What follows is a listing; restate every line of it word for word.

DATA ENTRIES>
+===+

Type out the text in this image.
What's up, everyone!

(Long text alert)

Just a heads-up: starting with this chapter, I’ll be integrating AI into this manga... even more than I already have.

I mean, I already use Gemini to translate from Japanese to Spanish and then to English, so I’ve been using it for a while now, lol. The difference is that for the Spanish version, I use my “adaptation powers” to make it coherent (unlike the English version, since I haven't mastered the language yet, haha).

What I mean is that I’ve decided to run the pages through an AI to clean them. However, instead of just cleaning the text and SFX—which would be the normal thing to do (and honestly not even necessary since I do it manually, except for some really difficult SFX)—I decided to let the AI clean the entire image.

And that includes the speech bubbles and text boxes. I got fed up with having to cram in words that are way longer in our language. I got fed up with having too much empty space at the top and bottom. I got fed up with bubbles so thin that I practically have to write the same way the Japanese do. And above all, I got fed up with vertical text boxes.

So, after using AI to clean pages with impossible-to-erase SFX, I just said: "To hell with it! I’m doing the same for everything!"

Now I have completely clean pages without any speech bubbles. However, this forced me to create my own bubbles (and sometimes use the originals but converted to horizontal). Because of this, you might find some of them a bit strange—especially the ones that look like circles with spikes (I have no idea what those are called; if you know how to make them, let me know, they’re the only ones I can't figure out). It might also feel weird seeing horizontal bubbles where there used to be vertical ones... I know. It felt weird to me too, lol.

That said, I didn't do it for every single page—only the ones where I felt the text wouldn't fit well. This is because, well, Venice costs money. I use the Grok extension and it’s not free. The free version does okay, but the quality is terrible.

+===+

PROBLEM SOLUTION>
Type out the text in this image.
What's up, everyone!

(Long text alert)

Just a heads-up: starting with this chapter, I’ll be integrating AI into this manga... even more than I already have.

I mean, I already use Gemini to translate from Japanese to Spanish and then to English, so I’ve been using it for a while now, lol. The difference is that for the Spanish version, I use my “adaptation powers” to make it coherent (unlike the English version, since I haven't mastered the language yet, haha).

What I mean is that I’ve decided to run the pages through an AI to clean them. However, instead of just cleaning the text and SFX—which would be the normal thing to do (and honestly not even necessary since I do it manually, except for some really difficult SFX)—I decided to let the AI clean the entire image.

And that includes the speech bubbles and text boxes. I got fed up with having to cram in words that are way longer in our language. I got fed up with having too much empty space at the top and bottom. I got fed up with bubbles so thin that I practically have to write the same way the Japanese do. And above all, I got fed up with vertical text boxes.

So, after using AI to clean pages with impossible-to-erase SFX, I just said: "To hell with it! I’m doing the same for everything!"

Now I have completely clean pages without any speech bubbles. However, this forced me to create my own bubbles (and sometimes use the originals but converted to horizontal). Because of this, you might find some of them a bit strange—especially the ones that look like circles with spikes (I have no idea what those are called; if you know how to make them, let me know, they’re the only ones I can't figure out). It might also feel weird seeing horizontal bubbles where there used to be vertical ones... I know. It felt weird to me too, lol.

That said, I didn't do it for every single page—only the ones where I felt the text wouldn't fit well. This is because, well, Venice costs money. I use the Grok extension and it’s not free. The free version does okay, but the quality is terrible.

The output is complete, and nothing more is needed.